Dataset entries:
....
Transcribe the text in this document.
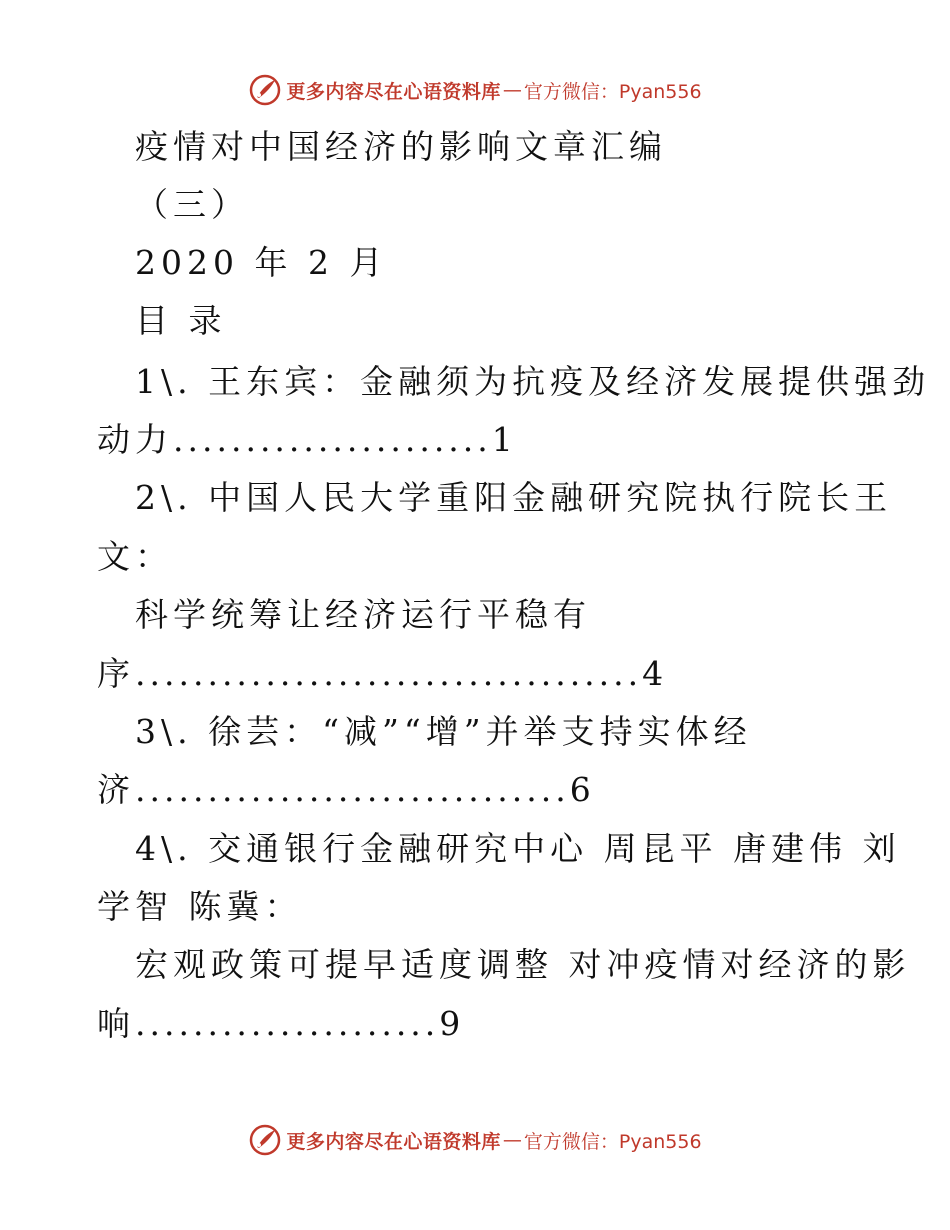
更多内容尽在心语资料库 — 官方微信：Pyan556
疫情对中国经济的影响文章汇编
（三）
2020 年 2 月
目 录
1\. 王东宾：金融须为抗疫及经济发展提供强劲
动力......................1
2\. 中国人民大学重阳金融研究院执行院长王
文：
科学统筹让经济运行平稳有
序...................................4
3\. 徐芸：“减”“增”并举支持实体经
济..............................6
4\. 交通银行金融研究中心 周昆平 唐建伟 刘
学智 陈冀：
宏观政策可提早适度调整 对冲疫情对经济的影
响.....................9
更多内容尽在心语资料库 — 官方微信：Pyan556
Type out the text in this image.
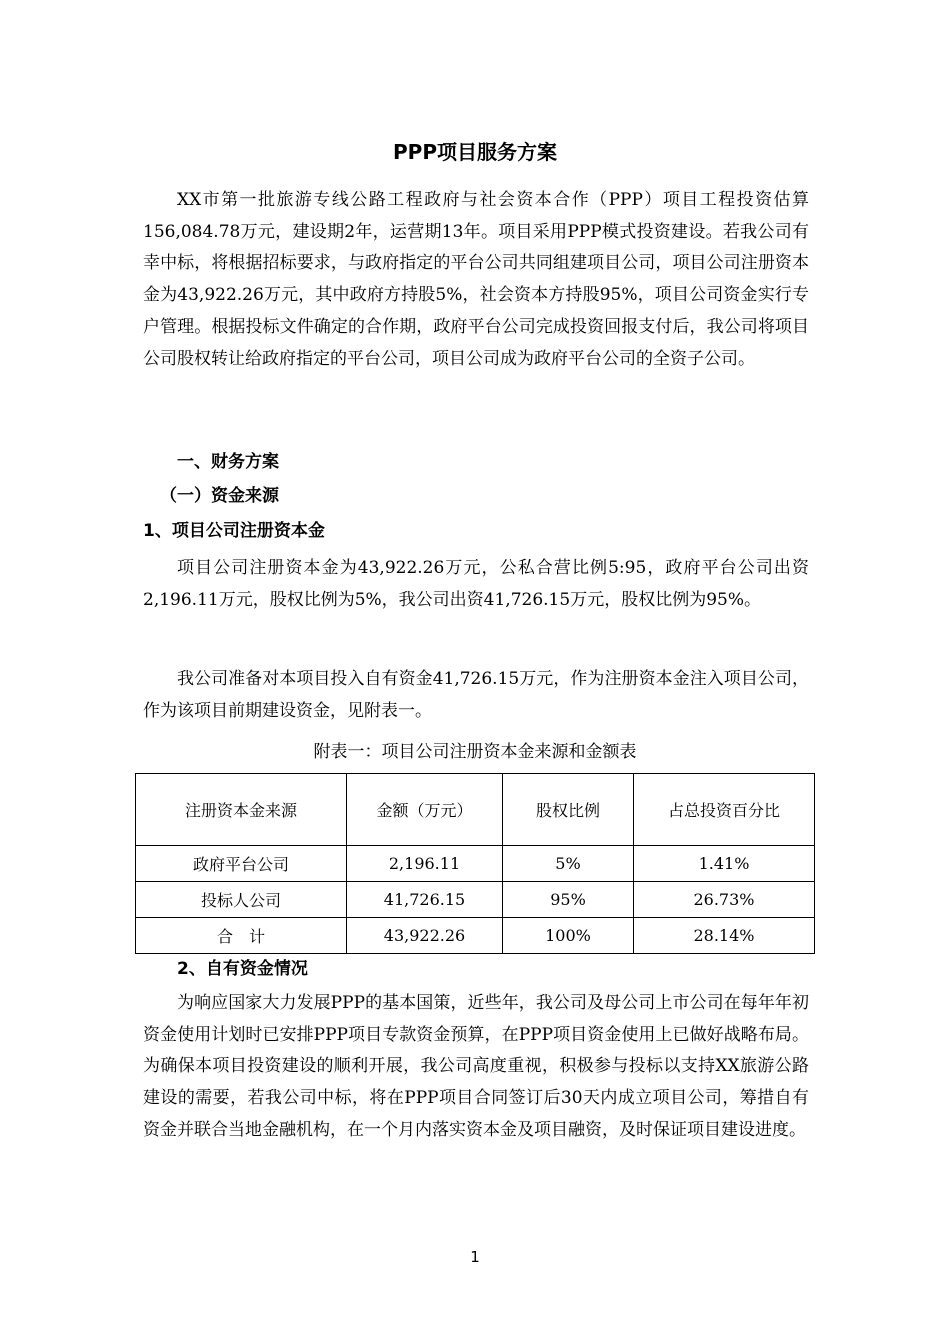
PPP项目服务方案

XX市第一批旅游专线公路工程政府与社会资本合作（PPP）项目工程投资估算156,084.78万元，建设期2年，运营期13年。项目采用PPP模式投资建设。若我公司有幸中标，将根据招标要求，与政府指定的平台公司共同组建项目公司，项目公司注册资本金为43,922.26万元，其中政府方持股5%，社会资本方持股95%，项目公司资金实行专户管理。根据投标文件确定的合作期，政府平台公司完成投资回报支付后，我公司将项目公司股权转让给政府指定的平台公司，项目公司成为政府平台公司的全资子公司。

一、财务方案
（一）资金来源
1、项目公司注册资本金

项目公司注册资本金为43,922.26万元，公私合营比例5:95，政府平台公司出资2,196.11万元，股权比例为5%，我公司出资41,726.15万元，股权比例为95%。

我公司准备对本项目投入自有资金41,726.15万元，作为注册资本金注入项目公司，作为该项目前期建设资金，见附表一。

附表一：项目公司注册资本金来源和金额表
注册资本金来源	金额（万元）	股权比例	占总投资百分比
政府平台公司	2,196.11	5%	1.41%
投标人公司	41,726.15	95%	26.73%
合　计	43,922.26	100%	28.14%
2、自有资金情况

为响应国家大力发展PPP的基本国策，近些年，我公司及母公司上市公司在每年年初资金使用计划时已安排PPP项目专款资金预算，在PPP项目资金使用上已做好战略布局。为确保本项目投资建设的顺利开展，我公司高度重视，积极参与投标以支持XX旅游公路建设的需要，若我公司中标，将在PPP项目合同签订后30天内成立项目公司，筹措自有资金并联合当地金融机构，在一个月内落实资本金及项目融资，及时保证项目建设进度。

1
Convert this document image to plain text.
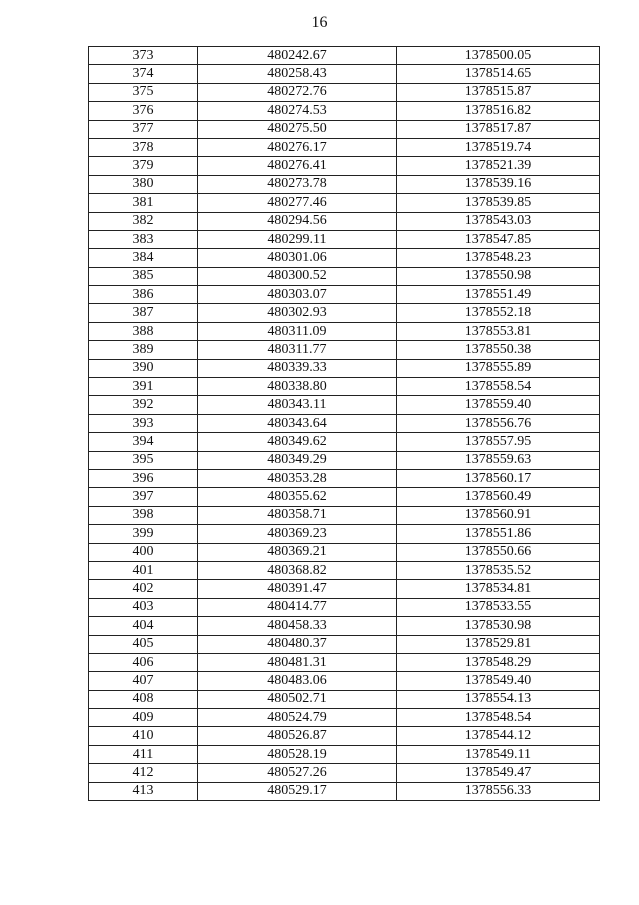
16
373	480242.67	1378500.05
374	480258.43	1378514.65
375	480272.76	1378515.87
376	480274.53	1378516.82
377	480275.50	1378517.87
378	480276.17	1378519.74
379	480276.41	1378521.39
380	480273.78	1378539.16
381	480277.46	1378539.85
382	480294.56	1378543.03
383	480299.11	1378547.85
384	480301.06	1378548.23
385	480300.52	1378550.98
386	480303.07	1378551.49
387	480302.93	1378552.18
388	480311.09	1378553.81
389	480311.77	1378550.38
390	480339.33	1378555.89
391	480338.80	1378558.54
392	480343.11	1378559.40
393	480343.64	1378556.76
394	480349.62	1378557.95
395	480349.29	1378559.63
396	480353.28	1378560.17
397	480355.62	1378560.49
398	480358.71	1378560.91
399	480369.23	1378551.86
400	480369.21	1378550.66
401	480368.82	1378535.52
402	480391.47	1378534.81
403	480414.77	1378533.55
404	480458.33	1378530.98
405	480480.37	1378529.81
406	480481.31	1378548.29
407	480483.06	1378549.40
408	480502.71	1378554.13
409	480524.79	1378548.54
410	480526.87	1378544.12
411	480528.19	1378549.11
412	480527.26	1378549.47
413	480529.17	1378556.33
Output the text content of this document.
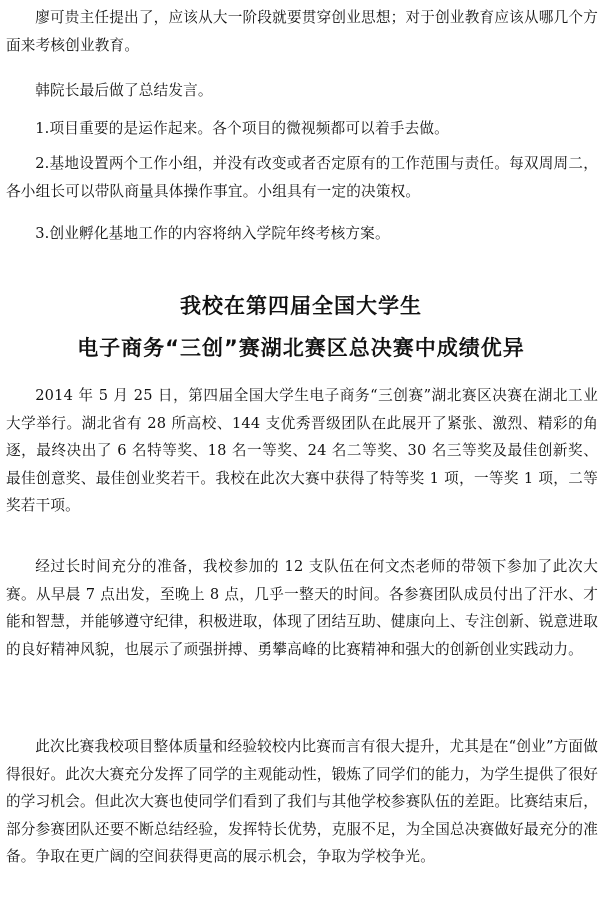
廖可贵主任提出了，应该从大一阶段就要贯穿创业思想；对于创业教育应该从哪几个方面来考核创业教育。

韩院长最后做了总结发言。

1.项目重要的是运作起来。各个项目的微视频都可以着手去做。

2.基地设置两个工作小组，并没有改变或者否定原有的工作范围与责任。每双周周二，各小组长可以带队商量具体操作事宜。小组具有一定的决策权。

3.创业孵化基地工作的内容将纳入学院年终考核方案。

我校在第四届全国大学生
电子商务“三创”赛湖北赛区总决赛中成绩优异

2014 年 5 月 25 日，第四届全国大学生电子商务“三创赛”湖北赛区决赛在湖北工业大学举行。湖北省有 28 所高校、144 支优秀晋级团队在此展开了紧张、激烈、精彩的角逐，最终决出了 6 名特等奖、18 名一等奖、24 名二等奖、30 名三等奖及最佳创新奖、最佳创意奖、最佳创业奖若干。我校在此次大赛中获得了特等奖 1 项，一等奖 1 项，二等奖若干项。

经过长时间充分的准备，我校参加的 12 支队伍在何文杰老师的带领下参加了此次大赛。从早晨 7 点出发，至晚上 8 点，几乎一整天的时间。各参赛团队成员付出了汗水、才能和智慧，并能够遵守纪律，积极进取，体现了团结互助、健康向上、专注创新、锐意进取的良好精神风貌，也展示了顽强拼搏、勇攀高峰的比赛精神和强大的创新创业实践动力。

此次比赛我校项目整体质量和经验较校内比赛而言有很大提升，尤其是在“创业”方面做得很好。此次大赛充分发挥了同学的主观能动性，锻炼了同学们的能力，为学生提供了很好的学习机会。但此次大赛也使同学们看到了我们与其他学校参赛队伍的差距。比赛结束后，部分参赛团队还要不断总结经验，发挥特长优势，克服不足，为全国总决赛做好最充分的准备。争取在更广阔的空间获得更高的展示机会，争取为学校争光。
....
-- WHAT THE EXERCISE ASKS --
Transcribe the material exactly, keeping every word and none of the pictures.

-- ANSWER TO THIS PROBLEM --
Transcribe the text in this document.
更多内容尽在心语资料库 — 官方微信：Pyan556
疫情对中国经济的影响文章汇编
（三）
2020 年 2 月
目 录
1\. 王东宾：金融须为抗疫及经济发展提供强劲
动力......................1
2\. 中国人民大学重阳金融研究院执行院长王
文：
科学统筹让经济运行平稳有
序...................................4
3\. 徐芸：“减”“增”并举支持实体经
济..............................6
4\. 交通银行金融研究中心 周昆平 唐建伟 刘
学智 陈冀：
宏观政策可提早适度调整 对冲疫情对经济的影
响.....................9
更多内容尽在心语资料库 — 官方微信：Pyan556
Type out the text in this image.
PPP项目服务方案

XX市第一批旅游专线公路工程政府与社会资本合作（PPP）项目工程投资估算156,084.78万元，建设期2年，运营期13年。项目采用PPP模式投资建设。若我公司有幸中标，将根据招标要求，与政府指定的平台公司共同组建项目公司，项目公司注册资本金为43,922.26万元，其中政府方持股5%，社会资本方持股95%，项目公司资金实行专户管理。根据投标文件确定的合作期，政府平台公司完成投资回报支付后，我公司将项目公司股权转让给政府指定的平台公司，项目公司成为政府平台公司的全资子公司。

一、财务方案
（一）资金来源
1、项目公司注册资本金

项目公司注册资本金为43,922.26万元，公私合营比例5:95，政府平台公司出资2,196.11万元，股权比例为5%，我公司出资41,726.15万元，股权比例为95%。

我公司准备对本项目投入自有资金41,726.15万元，作为注册资本金注入项目公司，作为该项目前期建设资金，见附表一。

附表一：项目公司注册资本金来源和金额表
注册资本金来源	金额（万元）	股权比例	占总投资百分比
政府平台公司	2,196.11	5%	1.41%
投标人公司	41,726.15	95%	26.73%
合　计	43,922.26	100%	28.14%
2、自有资金情况

为响应国家大力发展PPP的基本国策，近些年，我公司及母公司上市公司在每年年初资金使用计划时已安排PPP项目专款资金预算，在PPP项目资金使用上已做好战略布局。为确保本项目投资建设的顺利开展，我公司高度重视，积极参与投标以支持XX旅游公路建设的需要，若我公司中标，将在PPP项目合同签订后30天内成立项目公司，筹措自有资金并联合当地金融机构，在一个月内落实资本金及项目融资，及时保证项目建设进度。

1
Convert this document image to plain text.
16
373	480242.67	1378500.05
374	480258.43	1378514.65
375	480272.76	1378515.87
376	480274.53	1378516.82
377	480275.50	1378517.87
378	480276.17	1378519.74
379	480276.41	1378521.39
380	480273.78	1378539.16
381	480277.46	1378539.85
382	480294.56	1378543.03
383	480299.11	1378547.85
384	480301.06	1378548.23
385	480300.52	1378550.98
386	480303.07	1378551.49
387	480302.93	1378552.18
388	480311.09	1378553.81
389	480311.77	1378550.38
390	480339.33	1378555.89
391	480338.80	1378558.54
392	480343.11	1378559.40
393	480343.64	1378556.76
394	480349.62	1378557.95
395	480349.29	1378559.63
396	480353.28	1378560.17
397	480355.62	1378560.49
398	480358.71	1378560.91
399	480369.23	1378551.86
400	480369.21	1378550.66
401	480368.82	1378535.52
402	480391.47	1378534.81
403	480414.77	1378533.55
404	480458.33	1378530.98
405	480480.37	1378529.81
406	480481.31	1378548.29
407	480483.06	1378549.40
408	480502.71	1378554.13
409	480524.79	1378548.54
410	480526.87	1378544.12
411	480528.19	1378549.11
412	480527.26	1378549.47
413	480529.17	1378556.33
Output the text content of this document.
廖可贵主任提出了，应该从大一阶段就要贯穿创业思想；对于创业教育应该从哪几个方面来考核创业教育。

韩院长最后做了总结发言。

1.项目重要的是运作起来。各个项目的微视频都可以着手去做。

2.基地设置两个工作小组，并没有改变或者否定原有的工作范围与责任。每双周周二，各小组长可以带队商量具体操作事宜。小组具有一定的决策权。

3.创业孵化基地工作的内容将纳入学院年终考核方案。

我校在第四届全国大学生
电子商务“三创”赛湖北赛区总决赛中成绩优异

2014 年 5 月 25 日，第四届全国大学生电子商务“三创赛”湖北赛区决赛在湖北工业大学举行。湖北省有 28 所高校、144 支优秀晋级团队在此展开了紧张、激烈、精彩的角逐，最终决出了 6 名特等奖、18 名一等奖、24 名二等奖、30 名三等奖及最佳创新奖、最佳创意奖、最佳创业奖若干。我校在此次大赛中获得了特等奖 1 项，一等奖 1 项，二等奖若干项。

经过长时间充分的准备，我校参加的 12 支队伍在何文杰老师的带领下参加了此次大赛。从早晨 7 点出发，至晚上 8 点，几乎一整天的时间。各参赛团队成员付出了汗水、才能和智慧，并能够遵守纪律，积极进取，体现了团结互助、健康向上、专注创新、锐意进取的良好精神风貌，也展示了顽强拼搏、勇攀高峰的比赛精神和强大的创新创业实践动力。

此次比赛我校项目整体质量和经验较校内比赛而言有很大提升，尤其是在“创业”方面做得很好。此次大赛充分发挥了同学的主观能动性，锻炼了同学们的能力，为学生提供了很好的学习机会。但此次大赛也使同学们看到了我们与其他学校参赛队伍的差距。比赛结束后，部分参赛团队还要不断总结经验，发挥特长优势，克服不足，为全国总决赛做好最充分的准备。争取在更广阔的空间获得更高的展示机会，争取为学校争光。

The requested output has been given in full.